(Dataset items)
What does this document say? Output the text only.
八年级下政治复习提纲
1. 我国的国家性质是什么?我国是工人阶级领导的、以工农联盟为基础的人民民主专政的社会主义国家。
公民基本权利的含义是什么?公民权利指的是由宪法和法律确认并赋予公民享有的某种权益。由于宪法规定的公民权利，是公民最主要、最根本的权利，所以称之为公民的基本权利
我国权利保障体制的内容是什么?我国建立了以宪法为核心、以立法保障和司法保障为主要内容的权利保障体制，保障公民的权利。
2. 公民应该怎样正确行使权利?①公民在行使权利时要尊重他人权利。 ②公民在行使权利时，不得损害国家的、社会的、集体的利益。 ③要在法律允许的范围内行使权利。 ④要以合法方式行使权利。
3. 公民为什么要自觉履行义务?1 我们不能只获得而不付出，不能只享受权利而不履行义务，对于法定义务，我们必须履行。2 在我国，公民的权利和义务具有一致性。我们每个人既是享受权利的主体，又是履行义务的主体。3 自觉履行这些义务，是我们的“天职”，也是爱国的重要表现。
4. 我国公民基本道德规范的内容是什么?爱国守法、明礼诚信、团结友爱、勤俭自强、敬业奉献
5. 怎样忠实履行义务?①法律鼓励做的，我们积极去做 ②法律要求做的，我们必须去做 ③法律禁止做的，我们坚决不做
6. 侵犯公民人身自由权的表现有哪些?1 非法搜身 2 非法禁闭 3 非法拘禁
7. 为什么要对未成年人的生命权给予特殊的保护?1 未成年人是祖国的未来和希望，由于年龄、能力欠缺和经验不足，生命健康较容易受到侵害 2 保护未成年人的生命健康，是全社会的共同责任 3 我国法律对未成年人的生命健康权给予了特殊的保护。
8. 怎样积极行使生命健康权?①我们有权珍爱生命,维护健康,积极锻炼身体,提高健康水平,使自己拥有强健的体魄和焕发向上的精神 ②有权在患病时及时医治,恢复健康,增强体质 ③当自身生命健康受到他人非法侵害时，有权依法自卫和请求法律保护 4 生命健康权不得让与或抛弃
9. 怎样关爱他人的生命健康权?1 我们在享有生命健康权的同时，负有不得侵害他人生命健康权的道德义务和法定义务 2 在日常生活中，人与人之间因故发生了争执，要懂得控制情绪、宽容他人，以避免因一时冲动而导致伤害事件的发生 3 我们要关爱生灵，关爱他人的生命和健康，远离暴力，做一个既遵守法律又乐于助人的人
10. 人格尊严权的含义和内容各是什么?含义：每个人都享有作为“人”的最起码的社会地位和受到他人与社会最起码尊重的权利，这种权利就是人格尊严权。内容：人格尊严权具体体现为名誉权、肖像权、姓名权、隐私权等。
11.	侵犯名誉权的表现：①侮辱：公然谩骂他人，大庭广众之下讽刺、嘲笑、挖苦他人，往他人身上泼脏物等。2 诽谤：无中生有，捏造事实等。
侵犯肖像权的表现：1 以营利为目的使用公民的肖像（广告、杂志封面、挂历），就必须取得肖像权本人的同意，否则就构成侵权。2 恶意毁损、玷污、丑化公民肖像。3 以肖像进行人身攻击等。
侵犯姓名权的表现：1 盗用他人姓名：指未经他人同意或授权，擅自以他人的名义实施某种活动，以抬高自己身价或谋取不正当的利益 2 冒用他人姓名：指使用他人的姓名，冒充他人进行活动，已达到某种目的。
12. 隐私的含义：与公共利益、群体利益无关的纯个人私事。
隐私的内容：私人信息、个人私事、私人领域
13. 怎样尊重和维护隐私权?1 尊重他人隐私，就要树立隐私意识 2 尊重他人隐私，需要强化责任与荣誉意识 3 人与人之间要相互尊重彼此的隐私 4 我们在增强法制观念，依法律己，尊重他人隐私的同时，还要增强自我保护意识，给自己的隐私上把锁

YOUR OBJECTIVE - From the records above, extract everything verbatim.

ANSWER -
What does this document say? Output the text only.
八年级下政治复习提纲
1. 我国的国家性质是什么?我国是工人阶级领导的、以工农联盟为基础的人民民主专政的社会主义国家。
公民基本权利的含义是什么?公民权利指的是由宪法和法律确认并赋予公民享有的某种权益。由于宪法规定的公民权利，是公民最主要、最根本的权利，所以称之为公民的基本权利
我国权利保障体制的内容是什么?我国建立了以宪法为核心、以立法保障和司法保障为主要内容的权利保障体制，保障公民的权利。
2. 公民应该怎样正确行使权利?①公民在行使权利时要尊重他人权利。 ②公民在行使权利时，不得损害国家的、社会的、集体的利益。 ③要在法律允许的范围内行使权利。 ④要以合法方式行使权利。
3. 公民为什么要自觉履行义务?1 我们不能只获得而不付出，不能只享受权利而不履行义务，对于法定义务，我们必须履行。2 在我国，公民的权利和义务具有一致性。我们每个人既是享受权利的主体，又是履行义务的主体。3 自觉履行这些义务，是我们的“天职”，也是爱国的重要表现。
4. 我国公民基本道德规范的内容是什么?爱国守法、明礼诚信、团结友爱、勤俭自强、敬业奉献
5. 怎样忠实履行义务?①法律鼓励做的，我们积极去做 ②法律要求做的，我们必须去做 ③法律禁止做的，我们坚决不做
6. 侵犯公民人身自由权的表现有哪些?1 非法搜身 2 非法禁闭 3 非法拘禁
7. 为什么要对未成年人的生命权给予特殊的保护?1 未成年人是祖国的未来和希望，由于年龄、能力欠缺和经验不足，生命健康较容易受到侵害 2 保护未成年人的生命健康，是全社会的共同责任 3 我国法律对未成年人的生命健康权给予了特殊的保护。
8. 怎样积极行使生命健康权?①我们有权珍爱生命,维护健康,积极锻炼身体,提高健康水平,使自己拥有强健的体魄和焕发向上的精神 ②有权在患病时及时医治,恢复健康,增强体质 ③当自身生命健康受到他人非法侵害时，有权依法自卫和请求法律保护 4 生命健康权不得让与或抛弃
9. 怎样关爱他人的生命健康权?1 我们在享有生命健康权的同时，负有不得侵害他人生命健康权的道德义务和法定义务 2 在日常生活中，人与人之间因故发生了争执，要懂得控制情绪、宽容他人，以避免因一时冲动而导致伤害事件的发生 3 我们要关爱生灵，关爱他人的生命和健康，远离暴力，做一个既遵守法律又乐于助人的人
10. 人格尊严权的含义和内容各是什么?含义：每个人都享有作为“人”的最起码的社会地位和受到他人与社会最起码尊重的权利，这种权利就是人格尊严权。内容：人格尊严权具体体现为名誉权、肖像权、姓名权、隐私权等。
11.	侵犯名誉权的表现：①侮辱：公然谩骂他人，大庭广众之下讽刺、嘲笑、挖苦他人，往他人身上泼脏物等。2 诽谤：无中生有，捏造事实等。
侵犯肖像权的表现：1 以营利为目的使用公民的肖像（广告、杂志封面、挂历），就必须取得肖像权本人的同意，否则就构成侵权。2 恶意毁损、玷污、丑化公民肖像。3 以肖像进行人身攻击等。
侵犯姓名权的表现：1 盗用他人姓名：指未经他人同意或授权，擅自以他人的名义实施某种活动，以抬高自己身价或谋取不正当的利益 2 冒用他人姓名：指使用他人的姓名，冒充他人进行活动，已达到某种目的。
12. 隐私的含义：与公共利益、群体利益无关的纯个人私事。
隐私的内容：私人信息、个人私事、私人领域
13. 怎样尊重和维护隐私权?1 尊重他人隐私，就要树立隐私意识 2 尊重他人隐私，需要强化责任与荣誉意识 3 人与人之间要相互尊重彼此的隐私 4 我们在增强法制观念，依法律己，尊重他人隐私的同时，还要增强自我保护意识，给自己的隐私上把锁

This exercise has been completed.